Dataset entries:
○ ○ ○ ○
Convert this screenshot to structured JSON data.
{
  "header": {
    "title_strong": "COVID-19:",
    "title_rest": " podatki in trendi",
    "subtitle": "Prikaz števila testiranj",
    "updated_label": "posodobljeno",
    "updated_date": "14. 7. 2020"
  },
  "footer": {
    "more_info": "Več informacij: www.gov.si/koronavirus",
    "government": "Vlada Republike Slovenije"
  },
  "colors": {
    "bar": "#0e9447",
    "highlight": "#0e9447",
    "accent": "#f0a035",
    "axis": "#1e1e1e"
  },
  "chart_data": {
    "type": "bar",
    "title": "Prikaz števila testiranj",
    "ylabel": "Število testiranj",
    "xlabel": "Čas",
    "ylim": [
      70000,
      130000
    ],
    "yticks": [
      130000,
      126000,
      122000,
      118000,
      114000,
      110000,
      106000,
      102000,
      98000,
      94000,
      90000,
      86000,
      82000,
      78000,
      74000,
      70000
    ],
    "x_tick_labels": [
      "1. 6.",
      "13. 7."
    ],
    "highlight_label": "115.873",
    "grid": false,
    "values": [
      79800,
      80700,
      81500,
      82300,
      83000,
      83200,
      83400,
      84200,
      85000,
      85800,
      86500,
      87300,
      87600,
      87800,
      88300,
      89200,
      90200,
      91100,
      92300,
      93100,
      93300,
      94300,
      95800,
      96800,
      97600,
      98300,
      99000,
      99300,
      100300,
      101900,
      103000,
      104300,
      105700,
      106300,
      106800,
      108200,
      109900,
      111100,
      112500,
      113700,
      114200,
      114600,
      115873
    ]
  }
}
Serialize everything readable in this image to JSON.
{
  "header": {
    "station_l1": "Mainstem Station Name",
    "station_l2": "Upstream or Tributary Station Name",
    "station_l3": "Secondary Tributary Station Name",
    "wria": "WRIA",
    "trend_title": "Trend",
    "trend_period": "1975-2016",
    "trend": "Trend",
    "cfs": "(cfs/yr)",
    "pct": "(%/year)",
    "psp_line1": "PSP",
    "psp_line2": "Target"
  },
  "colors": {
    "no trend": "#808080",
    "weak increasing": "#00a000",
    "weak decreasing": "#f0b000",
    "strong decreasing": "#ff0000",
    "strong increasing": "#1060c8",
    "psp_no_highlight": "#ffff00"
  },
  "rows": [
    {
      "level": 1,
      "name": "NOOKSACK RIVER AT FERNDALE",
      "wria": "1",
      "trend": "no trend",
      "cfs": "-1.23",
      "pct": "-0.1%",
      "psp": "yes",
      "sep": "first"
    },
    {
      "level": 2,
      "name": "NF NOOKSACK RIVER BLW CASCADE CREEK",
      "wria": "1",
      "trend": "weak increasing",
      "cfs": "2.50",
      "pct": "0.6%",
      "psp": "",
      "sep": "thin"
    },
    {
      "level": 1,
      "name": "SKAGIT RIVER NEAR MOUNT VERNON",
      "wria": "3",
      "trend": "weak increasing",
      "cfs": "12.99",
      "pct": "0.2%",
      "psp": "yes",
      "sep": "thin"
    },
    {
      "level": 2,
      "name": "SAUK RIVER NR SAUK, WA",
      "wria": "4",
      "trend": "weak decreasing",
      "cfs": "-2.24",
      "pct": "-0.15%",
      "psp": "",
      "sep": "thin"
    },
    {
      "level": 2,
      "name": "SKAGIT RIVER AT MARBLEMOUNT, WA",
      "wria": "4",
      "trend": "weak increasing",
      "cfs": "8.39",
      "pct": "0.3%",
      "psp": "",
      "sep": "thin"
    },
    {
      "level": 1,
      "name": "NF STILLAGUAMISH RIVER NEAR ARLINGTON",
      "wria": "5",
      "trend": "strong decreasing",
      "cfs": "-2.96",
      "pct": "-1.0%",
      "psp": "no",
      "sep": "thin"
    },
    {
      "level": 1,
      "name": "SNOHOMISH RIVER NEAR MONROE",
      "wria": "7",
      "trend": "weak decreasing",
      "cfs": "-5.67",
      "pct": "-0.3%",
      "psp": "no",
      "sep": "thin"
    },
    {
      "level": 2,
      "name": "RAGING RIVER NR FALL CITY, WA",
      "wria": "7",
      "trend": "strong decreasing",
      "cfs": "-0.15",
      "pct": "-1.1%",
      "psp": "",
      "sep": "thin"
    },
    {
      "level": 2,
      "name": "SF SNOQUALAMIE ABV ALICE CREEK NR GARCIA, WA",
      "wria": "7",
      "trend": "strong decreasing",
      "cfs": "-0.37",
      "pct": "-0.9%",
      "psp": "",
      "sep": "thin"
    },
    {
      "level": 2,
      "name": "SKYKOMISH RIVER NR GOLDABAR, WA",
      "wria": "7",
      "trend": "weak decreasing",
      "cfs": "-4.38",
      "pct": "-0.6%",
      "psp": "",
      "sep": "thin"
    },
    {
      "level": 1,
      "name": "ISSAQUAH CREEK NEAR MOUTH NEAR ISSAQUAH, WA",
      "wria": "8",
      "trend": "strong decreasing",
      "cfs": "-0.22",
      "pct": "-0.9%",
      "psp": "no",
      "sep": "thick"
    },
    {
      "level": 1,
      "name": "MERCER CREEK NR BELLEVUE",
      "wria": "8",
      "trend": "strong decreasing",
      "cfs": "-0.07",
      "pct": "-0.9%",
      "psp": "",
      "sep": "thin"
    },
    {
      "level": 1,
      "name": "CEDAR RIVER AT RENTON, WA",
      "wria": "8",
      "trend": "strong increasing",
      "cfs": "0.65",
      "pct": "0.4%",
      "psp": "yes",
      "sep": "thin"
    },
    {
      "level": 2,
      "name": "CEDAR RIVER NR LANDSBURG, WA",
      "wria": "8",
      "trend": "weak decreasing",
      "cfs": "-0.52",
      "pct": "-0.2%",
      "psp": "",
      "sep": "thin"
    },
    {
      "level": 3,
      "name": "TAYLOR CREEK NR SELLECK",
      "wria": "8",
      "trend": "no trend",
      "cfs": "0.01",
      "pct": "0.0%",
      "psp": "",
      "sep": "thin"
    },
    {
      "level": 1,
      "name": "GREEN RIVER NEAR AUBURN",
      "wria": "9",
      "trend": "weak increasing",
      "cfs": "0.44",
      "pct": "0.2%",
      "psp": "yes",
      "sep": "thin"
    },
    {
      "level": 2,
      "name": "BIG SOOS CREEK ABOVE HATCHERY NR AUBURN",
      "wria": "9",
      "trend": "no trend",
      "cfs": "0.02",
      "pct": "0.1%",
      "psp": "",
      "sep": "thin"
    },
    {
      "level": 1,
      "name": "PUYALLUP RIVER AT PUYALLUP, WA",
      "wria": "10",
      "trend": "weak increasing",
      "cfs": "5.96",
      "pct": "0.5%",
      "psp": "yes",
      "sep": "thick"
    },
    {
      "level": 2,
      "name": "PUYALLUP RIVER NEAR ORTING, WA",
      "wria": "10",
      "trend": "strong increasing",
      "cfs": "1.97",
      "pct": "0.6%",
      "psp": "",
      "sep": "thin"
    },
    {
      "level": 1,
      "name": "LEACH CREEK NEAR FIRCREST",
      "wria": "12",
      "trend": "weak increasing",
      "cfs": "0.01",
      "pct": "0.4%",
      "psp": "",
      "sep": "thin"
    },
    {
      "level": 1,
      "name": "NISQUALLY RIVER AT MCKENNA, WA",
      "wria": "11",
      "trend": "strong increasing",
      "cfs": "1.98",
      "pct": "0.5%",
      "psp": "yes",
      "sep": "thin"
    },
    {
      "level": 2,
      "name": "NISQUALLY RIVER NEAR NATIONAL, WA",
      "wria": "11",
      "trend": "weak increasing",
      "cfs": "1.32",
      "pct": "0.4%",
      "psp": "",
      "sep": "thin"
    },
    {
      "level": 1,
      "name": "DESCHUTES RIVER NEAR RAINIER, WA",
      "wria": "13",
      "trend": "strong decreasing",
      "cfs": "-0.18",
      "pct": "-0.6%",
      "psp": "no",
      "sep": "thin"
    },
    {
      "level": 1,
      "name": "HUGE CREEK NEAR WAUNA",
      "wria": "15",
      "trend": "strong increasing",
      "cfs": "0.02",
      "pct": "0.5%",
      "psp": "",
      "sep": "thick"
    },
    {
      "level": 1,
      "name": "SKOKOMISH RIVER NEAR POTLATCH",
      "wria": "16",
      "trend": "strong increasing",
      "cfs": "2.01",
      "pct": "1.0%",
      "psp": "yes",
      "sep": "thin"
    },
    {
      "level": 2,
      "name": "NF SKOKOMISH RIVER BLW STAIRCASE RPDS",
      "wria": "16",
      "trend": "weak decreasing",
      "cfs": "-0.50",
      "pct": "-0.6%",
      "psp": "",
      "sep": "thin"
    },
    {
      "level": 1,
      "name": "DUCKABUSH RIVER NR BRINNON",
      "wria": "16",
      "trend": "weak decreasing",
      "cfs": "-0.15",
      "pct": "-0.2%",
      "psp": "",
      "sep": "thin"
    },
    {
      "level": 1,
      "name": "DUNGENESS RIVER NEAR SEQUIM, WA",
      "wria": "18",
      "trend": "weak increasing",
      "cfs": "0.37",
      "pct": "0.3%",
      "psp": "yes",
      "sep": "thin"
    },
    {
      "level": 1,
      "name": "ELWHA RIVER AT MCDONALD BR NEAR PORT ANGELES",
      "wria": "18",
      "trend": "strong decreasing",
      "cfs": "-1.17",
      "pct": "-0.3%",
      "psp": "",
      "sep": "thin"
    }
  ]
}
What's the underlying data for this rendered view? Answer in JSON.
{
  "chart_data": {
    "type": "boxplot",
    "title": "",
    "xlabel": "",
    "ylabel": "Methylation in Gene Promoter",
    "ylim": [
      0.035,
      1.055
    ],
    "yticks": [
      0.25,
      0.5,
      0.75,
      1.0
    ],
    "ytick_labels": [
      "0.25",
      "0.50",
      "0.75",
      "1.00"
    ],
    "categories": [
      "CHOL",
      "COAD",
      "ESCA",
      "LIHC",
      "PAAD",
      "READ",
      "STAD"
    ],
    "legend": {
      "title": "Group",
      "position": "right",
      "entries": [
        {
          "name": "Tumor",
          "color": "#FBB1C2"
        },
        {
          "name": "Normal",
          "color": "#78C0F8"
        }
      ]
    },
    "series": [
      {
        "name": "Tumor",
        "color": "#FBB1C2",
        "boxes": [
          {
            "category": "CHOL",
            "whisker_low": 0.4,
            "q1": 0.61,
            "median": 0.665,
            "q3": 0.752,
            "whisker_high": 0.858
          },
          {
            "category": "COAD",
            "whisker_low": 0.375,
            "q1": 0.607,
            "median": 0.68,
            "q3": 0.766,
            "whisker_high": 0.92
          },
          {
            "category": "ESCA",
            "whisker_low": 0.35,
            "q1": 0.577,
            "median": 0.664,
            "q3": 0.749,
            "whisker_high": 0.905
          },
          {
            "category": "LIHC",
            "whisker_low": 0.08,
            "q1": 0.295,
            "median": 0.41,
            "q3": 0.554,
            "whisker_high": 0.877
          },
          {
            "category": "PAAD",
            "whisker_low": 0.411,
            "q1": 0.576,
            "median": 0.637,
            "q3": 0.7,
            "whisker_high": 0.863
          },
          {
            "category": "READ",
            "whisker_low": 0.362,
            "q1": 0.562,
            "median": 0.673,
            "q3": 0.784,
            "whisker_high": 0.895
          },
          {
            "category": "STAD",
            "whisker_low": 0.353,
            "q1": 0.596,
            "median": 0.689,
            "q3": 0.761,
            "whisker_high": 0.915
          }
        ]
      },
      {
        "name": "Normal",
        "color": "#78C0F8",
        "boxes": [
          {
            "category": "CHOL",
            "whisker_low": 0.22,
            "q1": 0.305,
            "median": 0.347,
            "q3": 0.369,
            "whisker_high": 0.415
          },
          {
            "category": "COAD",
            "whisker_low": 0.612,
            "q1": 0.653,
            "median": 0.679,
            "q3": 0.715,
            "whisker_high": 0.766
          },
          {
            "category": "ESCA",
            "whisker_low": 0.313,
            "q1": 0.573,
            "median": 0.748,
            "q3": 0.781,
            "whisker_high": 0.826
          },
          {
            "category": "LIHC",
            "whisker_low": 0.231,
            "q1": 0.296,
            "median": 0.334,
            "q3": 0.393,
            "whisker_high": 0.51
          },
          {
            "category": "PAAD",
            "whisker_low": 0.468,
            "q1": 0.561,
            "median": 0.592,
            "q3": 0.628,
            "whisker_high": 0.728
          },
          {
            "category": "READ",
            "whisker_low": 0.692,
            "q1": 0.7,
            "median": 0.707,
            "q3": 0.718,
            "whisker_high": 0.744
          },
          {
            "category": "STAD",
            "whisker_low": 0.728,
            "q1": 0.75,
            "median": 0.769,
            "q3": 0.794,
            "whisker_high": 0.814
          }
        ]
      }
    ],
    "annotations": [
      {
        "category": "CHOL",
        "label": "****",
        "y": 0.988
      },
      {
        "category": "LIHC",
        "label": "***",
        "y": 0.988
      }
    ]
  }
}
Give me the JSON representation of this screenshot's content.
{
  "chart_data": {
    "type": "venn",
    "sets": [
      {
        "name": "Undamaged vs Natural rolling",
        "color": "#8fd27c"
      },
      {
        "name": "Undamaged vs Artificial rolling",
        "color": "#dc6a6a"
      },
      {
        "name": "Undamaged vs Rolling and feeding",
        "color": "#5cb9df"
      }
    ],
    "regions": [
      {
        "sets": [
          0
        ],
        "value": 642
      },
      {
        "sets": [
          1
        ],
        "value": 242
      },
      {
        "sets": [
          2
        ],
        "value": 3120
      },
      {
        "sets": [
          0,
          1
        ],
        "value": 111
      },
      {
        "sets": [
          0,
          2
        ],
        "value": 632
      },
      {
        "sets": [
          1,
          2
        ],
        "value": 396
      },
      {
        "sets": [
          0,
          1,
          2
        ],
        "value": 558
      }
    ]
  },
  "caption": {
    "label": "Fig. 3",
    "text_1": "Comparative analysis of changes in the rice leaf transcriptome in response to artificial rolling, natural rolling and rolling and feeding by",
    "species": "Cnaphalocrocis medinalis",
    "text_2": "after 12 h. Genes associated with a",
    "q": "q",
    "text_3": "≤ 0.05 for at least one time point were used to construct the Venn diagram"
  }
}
○ ○ ○ ○
With the line containing "Give me the" as the first and the final line of the records as the last, copy that span exactly and nothing more.

**Solution to this task:**
Give me the JSON representation of this screenshot's content.
{
  "chart_data": {
    "type": "venn",
    "sets": [
      {
        "name": "Undamaged vs Natural rolling",
        "color": "#8fd27c"
      },
      {
        "name": "Undamaged vs Artificial rolling",
        "color": "#dc6a6a"
      },
      {
        "name": "Undamaged vs Rolling and feeding",
        "color": "#5cb9df"
      }
    ],
    "regions": [
      {
        "sets": [
          0
        ],
        "value": 642
      },
      {
        "sets": [
          1
        ],
        "value": 242
      },
      {
        "sets": [
          2
        ],
        "value": 3120
      },
      {
        "sets": [
          0,
          1
        ],
        "value": 111
      },
      {
        "sets": [
          0,
          2
        ],
        "value": 632
      },
      {
        "sets": [
          1,
          2
        ],
        "value": 396
      },
      {
        "sets": [
          0,
          1,
          2
        ],
        "value": 558
      }
    ]
  },
  "caption": {
    "label": "Fig. 3",
    "text_1": "Comparative analysis of changes in the rice leaf transcriptome in response to artificial rolling, natural rolling and rolling and feeding by",
    "species": "Cnaphalocrocis medinalis",
    "text_2": "after 12 h. Genes associated with a",
    "q": "q",
    "text_3": "≤ 0.05 for at least one time point were used to construct the Venn diagram"
  }
}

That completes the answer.